> 課題 A
本文抜粋の次の一文を英語に訳しなさい。「各国の例をみると、憲法上の国家緊急権を定めているのは、先進資本主義国ではドイツだけである。」
> 課題 B
本文抜粋によると、新型インフルエンザ等対策特別措置法は何年に施行されたか。

(『会報』2020年4月1日No.258より)

昨今の新型コロナウイルスの感染拡大を受けて、自民党内では憲法に「緊急事態条項(国家緊急権)」を導入しようという主張が出始めている。この新型肺炎を緊急事態の一つの例として、憲法改正の実験台にしよう(伊吹文明元衆院議長:1月31日談 東京新聞)とか、改憲論議のきっかけにすべきだ(下村博文党選対委員長:2月1日談 東京新聞)などと、国民の不安に乗じて改憲の足がかりに利用しようとするもので、憲法学者や野党からは筋違いの暴論だと批判を受けている。自民党の狙いは、災害危機への備えならば国民の理解が得やすいので、これを改憲の突破口とする考えだろう。

自民党憲法改正草案の緊急事態条項(国家緊急権)案では、一時的にせよ首相が全権をにぎることになり、これについて議論がなされないことに危機感を覚える。災害対応で大切なことは、入念な被害想定や訓練等の事前の準備であり、被害を最小限に抑えるために、現にある法律を充分に使いこなす事である。

よく先進国には殆ど憲法に国家緊急権があるという議論がある。各国の例をみると、憲法上の国家緊急権を定めているのは、先進資本主義国ではドイツだけである。
ドイツでは国家緊急権は憲法上の緊急事態(内乱等)と災害事態(自然災害及び重大な災害事故、テロも含む)に分けられている。悪名高いナチスの「全権委任法」に道を開いたワイマール憲法の「緊急命令」にあたるものは認められていない。また権力濫用を防止し人権を保障するための規定も設けられている。

フランスでは憲法で定めた大統領非常措置権があるが、人権保障のために迅速な異議申立の手続を保証している。災害についてみると、イギリスでは国家緊急権法が制定されていて、国王の名で緊急事態を宣言して一定の事項について政府に規則制定権を認めるものであるが、日本の災害対策法と類似のものである。

アメリカでは国家緊急権は大統領の権限により発動されるが、このような強力な権限を統制するために国家緊急事態経済権限法が制定されている。また大規模な災害時には大統領が緊急事態宣言を発し、第1時的には連邦が対応する。

自然災害時の対応のためにあり得る人権の制限の可能性について考えれば、日本における緊急事態法制においては、停止できない権利条項というのは存在していないし、存在していても訓示的な規定にとどまっている。ドイツに見習うべきは国会の関与や人権保障の規定の方である。
大災害に備えるために必要なことは国家緊急権の発動という事後的な対応に期待するのではなく、事前に災害への準備を滞りなくしていくことこそ重要なのである。

ところで、想定されているのが2013年に施行された新型インフルエンザ等対策特別措置法(特措法)の改正である。感染拡大を防止するために企業活動や国民生活を規制する法律で、政府は今国会での早期の成立を目指している。緊急事態が宣言されれば国民の私権を制限する権限が知事などに与えられるもので、集会や移動の自由が大きく制限されかねない。

現政権は閣議決定や立法で改憲をするような極めて憲法を軽視する内閣である。緊急事態を理由に、憲法や法律に手を加えようとする企てには、決して目を離さず、充分に警戒しなければならないと思う。

(バウンディングボックス予測データ)
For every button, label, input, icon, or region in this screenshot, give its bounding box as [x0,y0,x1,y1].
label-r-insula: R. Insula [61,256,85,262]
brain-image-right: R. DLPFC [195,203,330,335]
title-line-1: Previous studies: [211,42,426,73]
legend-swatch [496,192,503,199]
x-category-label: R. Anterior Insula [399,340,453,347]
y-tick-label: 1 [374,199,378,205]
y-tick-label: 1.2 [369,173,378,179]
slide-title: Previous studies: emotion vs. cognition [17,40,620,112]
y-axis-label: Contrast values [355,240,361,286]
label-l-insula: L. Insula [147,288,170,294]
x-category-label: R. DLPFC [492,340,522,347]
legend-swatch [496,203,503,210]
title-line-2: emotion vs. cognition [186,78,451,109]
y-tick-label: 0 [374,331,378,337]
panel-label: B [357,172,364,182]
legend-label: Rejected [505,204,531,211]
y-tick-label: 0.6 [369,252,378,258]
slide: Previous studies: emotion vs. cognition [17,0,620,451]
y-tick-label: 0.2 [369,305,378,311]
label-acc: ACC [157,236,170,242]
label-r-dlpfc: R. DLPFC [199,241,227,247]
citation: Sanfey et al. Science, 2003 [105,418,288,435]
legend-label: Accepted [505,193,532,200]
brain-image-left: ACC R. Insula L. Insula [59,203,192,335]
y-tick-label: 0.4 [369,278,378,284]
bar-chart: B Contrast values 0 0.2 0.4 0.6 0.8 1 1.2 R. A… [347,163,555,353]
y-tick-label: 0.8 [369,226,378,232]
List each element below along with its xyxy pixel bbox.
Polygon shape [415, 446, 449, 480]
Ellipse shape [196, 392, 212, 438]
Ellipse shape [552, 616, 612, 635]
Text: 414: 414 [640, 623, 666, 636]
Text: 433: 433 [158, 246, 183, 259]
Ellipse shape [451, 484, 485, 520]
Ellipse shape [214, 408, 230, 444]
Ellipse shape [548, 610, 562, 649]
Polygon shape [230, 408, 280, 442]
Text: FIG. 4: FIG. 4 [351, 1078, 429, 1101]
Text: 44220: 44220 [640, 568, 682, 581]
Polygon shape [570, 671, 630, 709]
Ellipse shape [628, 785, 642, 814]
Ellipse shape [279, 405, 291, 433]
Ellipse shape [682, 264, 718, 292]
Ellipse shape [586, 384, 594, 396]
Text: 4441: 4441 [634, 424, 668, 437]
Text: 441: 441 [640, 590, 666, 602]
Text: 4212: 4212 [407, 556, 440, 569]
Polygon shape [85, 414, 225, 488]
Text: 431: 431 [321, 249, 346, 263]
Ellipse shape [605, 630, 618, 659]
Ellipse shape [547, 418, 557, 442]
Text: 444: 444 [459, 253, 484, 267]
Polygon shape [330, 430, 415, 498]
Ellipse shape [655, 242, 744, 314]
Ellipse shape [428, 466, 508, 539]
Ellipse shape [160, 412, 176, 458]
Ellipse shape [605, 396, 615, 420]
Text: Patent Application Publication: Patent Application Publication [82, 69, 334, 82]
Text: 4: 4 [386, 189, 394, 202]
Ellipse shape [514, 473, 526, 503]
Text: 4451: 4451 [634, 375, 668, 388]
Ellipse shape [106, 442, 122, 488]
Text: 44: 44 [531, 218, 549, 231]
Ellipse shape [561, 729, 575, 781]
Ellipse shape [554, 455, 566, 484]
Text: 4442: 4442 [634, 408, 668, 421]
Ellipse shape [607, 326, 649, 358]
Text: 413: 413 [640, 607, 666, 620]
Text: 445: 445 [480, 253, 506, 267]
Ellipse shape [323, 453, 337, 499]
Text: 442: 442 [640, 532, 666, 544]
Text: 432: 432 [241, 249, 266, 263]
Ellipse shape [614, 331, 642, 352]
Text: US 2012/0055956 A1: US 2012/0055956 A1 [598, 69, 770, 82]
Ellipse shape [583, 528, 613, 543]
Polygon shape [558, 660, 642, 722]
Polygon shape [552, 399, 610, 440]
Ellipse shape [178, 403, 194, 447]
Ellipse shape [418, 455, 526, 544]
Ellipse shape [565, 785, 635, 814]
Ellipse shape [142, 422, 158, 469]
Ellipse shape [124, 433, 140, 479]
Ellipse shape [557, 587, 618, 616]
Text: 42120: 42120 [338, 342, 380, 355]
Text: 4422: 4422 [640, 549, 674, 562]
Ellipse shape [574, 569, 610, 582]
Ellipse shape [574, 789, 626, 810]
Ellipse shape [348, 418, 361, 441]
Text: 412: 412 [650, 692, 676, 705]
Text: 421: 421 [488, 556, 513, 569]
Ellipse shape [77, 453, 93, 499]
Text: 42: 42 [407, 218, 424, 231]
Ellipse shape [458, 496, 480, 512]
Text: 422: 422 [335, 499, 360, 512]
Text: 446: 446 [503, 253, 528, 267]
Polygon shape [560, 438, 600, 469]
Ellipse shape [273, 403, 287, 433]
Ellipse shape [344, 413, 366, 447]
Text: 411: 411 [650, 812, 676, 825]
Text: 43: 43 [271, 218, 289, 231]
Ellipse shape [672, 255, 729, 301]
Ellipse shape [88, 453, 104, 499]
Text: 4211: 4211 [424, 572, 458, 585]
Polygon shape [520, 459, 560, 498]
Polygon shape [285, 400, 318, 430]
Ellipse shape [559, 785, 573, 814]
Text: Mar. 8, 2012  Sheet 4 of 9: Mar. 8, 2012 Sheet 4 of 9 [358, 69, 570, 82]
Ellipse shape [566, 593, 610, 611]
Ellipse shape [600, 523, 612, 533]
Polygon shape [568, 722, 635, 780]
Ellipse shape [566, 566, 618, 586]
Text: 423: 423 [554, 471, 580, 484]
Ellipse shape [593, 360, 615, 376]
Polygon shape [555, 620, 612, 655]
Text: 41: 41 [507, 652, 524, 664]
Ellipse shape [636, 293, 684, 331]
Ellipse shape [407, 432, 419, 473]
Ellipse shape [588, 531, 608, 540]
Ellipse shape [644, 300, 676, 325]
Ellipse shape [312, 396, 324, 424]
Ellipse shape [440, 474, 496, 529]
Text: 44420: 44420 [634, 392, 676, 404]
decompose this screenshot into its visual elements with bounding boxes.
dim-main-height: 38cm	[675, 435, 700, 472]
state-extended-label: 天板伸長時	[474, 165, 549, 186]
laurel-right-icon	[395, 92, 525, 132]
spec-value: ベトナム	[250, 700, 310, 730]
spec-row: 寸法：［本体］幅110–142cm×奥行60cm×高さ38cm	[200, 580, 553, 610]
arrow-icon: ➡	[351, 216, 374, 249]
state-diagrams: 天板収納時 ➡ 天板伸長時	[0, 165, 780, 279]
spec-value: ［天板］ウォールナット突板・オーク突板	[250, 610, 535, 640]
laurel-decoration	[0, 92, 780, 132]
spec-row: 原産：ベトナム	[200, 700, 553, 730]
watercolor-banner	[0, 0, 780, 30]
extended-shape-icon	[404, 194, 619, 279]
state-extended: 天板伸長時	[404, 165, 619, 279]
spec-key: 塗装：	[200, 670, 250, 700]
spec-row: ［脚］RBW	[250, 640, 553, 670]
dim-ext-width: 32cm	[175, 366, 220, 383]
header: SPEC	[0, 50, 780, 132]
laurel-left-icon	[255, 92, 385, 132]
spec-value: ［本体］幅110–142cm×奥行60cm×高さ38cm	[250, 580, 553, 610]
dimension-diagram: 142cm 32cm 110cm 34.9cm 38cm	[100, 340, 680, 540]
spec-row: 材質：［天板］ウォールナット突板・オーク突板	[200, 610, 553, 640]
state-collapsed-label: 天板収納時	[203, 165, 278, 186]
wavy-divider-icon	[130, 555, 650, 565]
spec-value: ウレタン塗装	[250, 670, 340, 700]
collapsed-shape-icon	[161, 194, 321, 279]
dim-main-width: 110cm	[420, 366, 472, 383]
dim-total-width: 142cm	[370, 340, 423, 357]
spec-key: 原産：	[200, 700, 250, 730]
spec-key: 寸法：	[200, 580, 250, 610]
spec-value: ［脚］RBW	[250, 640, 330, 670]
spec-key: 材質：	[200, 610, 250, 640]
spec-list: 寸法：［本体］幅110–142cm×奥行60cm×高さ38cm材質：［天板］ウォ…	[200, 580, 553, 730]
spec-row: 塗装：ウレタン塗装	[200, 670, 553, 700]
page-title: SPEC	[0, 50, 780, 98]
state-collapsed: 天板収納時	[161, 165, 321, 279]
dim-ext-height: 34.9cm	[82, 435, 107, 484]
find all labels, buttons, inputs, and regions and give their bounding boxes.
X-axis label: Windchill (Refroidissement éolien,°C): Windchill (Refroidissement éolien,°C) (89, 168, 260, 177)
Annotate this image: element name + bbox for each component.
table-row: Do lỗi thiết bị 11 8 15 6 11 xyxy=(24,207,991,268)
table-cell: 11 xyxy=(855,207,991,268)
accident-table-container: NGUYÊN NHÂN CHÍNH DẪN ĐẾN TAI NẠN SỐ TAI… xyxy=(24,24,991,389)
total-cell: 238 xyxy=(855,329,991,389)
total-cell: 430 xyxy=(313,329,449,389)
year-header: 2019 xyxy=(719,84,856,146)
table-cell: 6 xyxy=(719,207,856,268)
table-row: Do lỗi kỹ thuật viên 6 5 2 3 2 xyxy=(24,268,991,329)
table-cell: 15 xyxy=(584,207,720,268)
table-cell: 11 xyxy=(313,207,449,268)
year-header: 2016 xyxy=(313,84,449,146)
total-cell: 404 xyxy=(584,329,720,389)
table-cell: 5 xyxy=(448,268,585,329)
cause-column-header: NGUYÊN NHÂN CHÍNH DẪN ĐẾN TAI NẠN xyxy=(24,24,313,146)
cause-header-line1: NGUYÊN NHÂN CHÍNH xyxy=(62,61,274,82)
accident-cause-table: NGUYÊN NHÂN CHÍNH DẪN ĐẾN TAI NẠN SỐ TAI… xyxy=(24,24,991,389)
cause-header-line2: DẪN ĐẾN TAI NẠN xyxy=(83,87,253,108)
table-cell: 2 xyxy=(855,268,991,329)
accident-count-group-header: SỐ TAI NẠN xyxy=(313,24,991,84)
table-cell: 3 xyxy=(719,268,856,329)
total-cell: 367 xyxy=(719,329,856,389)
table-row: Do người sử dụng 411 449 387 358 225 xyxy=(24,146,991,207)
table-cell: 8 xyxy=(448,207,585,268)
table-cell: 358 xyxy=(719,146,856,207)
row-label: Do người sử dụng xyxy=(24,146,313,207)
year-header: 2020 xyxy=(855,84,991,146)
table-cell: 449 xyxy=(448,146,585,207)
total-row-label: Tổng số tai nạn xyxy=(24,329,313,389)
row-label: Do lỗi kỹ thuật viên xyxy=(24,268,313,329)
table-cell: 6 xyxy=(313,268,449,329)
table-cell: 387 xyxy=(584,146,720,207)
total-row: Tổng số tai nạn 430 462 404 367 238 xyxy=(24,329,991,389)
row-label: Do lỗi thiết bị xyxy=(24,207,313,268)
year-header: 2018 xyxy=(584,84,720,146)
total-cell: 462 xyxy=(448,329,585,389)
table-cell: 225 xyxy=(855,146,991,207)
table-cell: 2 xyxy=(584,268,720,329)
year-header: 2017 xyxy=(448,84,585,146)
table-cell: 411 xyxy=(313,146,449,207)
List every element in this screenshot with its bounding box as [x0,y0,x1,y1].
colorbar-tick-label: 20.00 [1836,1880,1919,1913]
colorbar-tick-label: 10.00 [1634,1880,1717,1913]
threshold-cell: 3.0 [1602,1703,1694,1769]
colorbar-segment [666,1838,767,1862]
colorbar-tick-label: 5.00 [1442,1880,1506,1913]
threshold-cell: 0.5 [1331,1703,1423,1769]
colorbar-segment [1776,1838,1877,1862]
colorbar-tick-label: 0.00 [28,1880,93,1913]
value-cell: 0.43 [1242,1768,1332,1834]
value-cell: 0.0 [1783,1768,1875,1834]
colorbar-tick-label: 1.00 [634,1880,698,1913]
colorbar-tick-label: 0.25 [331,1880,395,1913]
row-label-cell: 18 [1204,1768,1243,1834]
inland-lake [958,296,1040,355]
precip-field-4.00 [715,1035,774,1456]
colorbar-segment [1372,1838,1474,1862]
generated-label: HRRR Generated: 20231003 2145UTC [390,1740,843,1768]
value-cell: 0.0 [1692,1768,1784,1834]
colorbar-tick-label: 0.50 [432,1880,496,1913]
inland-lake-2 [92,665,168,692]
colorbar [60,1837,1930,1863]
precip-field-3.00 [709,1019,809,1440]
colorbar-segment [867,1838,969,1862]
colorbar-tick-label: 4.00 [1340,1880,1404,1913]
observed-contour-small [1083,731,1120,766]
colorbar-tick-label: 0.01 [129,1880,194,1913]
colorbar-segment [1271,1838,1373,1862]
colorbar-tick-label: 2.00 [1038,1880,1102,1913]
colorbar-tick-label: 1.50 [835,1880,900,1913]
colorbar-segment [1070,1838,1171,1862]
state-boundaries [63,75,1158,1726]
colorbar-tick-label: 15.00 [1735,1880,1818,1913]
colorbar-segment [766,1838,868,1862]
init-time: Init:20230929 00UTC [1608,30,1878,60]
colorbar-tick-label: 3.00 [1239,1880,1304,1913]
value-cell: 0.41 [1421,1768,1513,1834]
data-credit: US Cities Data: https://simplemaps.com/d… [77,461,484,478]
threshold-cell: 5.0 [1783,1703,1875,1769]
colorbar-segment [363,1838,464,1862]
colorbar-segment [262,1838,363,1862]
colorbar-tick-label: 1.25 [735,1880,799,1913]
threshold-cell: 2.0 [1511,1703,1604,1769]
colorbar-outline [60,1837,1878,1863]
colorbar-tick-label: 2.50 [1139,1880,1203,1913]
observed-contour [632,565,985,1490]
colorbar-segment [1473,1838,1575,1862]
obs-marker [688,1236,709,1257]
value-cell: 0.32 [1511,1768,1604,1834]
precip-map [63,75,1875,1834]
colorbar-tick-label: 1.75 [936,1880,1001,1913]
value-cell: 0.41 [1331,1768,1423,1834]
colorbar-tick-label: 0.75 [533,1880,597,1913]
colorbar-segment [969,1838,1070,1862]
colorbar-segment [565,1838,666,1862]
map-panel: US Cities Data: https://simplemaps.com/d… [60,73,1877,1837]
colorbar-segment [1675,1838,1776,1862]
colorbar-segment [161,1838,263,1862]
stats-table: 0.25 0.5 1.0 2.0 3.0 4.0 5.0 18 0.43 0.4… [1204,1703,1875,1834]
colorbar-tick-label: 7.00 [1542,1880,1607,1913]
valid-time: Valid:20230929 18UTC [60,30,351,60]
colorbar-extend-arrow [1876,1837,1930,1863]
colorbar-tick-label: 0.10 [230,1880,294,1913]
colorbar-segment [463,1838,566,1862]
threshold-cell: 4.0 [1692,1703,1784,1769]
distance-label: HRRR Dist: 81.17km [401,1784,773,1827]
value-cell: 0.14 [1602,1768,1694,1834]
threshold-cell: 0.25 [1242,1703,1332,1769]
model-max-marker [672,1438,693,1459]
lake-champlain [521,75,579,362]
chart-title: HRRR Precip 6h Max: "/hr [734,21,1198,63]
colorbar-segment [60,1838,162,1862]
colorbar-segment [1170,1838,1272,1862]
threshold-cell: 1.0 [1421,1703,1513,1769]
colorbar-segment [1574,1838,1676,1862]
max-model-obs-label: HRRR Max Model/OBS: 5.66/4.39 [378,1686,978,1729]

> 解答欄 A
Looking at examples from various countries, among the advanced capitalist nations only Germany provides for a state emergency power in its constitution.

> 解答欄 B
2013年